● **THE REQUEST**: Where the data below has the string "POIRÉ", return the whole line.
- - -
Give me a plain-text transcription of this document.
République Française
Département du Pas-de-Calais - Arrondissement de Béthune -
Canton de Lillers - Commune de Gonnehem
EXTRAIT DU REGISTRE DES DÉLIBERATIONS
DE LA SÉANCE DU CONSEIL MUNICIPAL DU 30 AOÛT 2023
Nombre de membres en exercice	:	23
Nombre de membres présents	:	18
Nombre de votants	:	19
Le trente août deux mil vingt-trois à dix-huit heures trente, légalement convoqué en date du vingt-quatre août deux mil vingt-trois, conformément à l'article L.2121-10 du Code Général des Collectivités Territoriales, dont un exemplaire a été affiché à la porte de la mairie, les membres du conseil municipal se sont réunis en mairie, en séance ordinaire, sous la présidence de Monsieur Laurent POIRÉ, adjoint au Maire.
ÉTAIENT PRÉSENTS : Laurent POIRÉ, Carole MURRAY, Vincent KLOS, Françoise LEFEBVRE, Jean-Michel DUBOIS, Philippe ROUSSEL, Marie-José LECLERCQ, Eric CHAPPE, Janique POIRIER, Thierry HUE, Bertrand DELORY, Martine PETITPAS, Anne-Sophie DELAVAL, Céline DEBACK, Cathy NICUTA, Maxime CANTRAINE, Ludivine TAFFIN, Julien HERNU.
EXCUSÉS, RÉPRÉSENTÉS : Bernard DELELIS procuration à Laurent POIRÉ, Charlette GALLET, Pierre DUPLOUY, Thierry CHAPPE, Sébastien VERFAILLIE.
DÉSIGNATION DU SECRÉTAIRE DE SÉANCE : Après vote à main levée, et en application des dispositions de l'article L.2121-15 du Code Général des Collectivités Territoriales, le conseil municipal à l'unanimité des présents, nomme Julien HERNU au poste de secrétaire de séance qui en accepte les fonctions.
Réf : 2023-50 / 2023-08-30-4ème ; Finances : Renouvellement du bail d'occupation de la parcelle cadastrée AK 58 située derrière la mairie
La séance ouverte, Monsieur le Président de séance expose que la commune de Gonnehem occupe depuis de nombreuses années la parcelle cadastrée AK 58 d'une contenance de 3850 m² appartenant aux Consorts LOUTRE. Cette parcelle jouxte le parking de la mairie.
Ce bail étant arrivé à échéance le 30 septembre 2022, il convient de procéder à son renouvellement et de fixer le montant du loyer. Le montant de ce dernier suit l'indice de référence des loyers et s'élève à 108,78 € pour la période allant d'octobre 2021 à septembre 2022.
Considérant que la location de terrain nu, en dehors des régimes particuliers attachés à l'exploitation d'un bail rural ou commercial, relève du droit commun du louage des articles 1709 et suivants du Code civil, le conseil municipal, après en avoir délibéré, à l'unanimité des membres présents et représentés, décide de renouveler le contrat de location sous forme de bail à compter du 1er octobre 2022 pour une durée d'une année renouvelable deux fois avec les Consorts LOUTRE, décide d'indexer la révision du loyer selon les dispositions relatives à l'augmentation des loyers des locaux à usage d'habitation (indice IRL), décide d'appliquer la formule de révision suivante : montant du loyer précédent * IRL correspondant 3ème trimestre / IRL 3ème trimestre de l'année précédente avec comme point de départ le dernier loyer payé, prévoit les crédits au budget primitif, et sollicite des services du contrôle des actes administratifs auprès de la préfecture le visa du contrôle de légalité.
- - -
● **EXERCISE ANSWER**:
Le trente août deux mil vingt-trois à dix-huit heures trente, légalement convoqué en date du vingt-quatre août deux mil vingt-trois, conformément à l'article L.2121-10 du Code Général des Collectivités Territoriales, dont un exemplaire a été affiché à la porte de la mairie, les membres du conseil municipal se sont réunis en mairie, en séance ordinaire, sous la présidence de Monsieur Laurent POIRÉ, adjoint au Maire.
ÉTAIENT PRÉSENTS : Laurent POIRÉ, Carole MURRAY, Vincent KLOS, Françoise LEFEBVRE, Jean-Michel DUBOIS, Philippe ROUSSEL, Marie-José LECLERCQ, Eric CHAPPE, Janique POIRIER, Thierry HUE, Bertrand DELORY, Martine PETITPAS, Anne-Sophie DELAVAL, Céline DEBACK, Cathy NICUTA, Maxime CANTRAINE, Ludivine TAFFIN, Julien HERNU.
EXCUSÉS, RÉPRÉSENTÉS : Bernard DELELIS procuration à Laurent POIRÉ, Charlette GALLET, Pierre DUPLOUY, Thierry CHAPPE, Sébastien VERFAILLIE.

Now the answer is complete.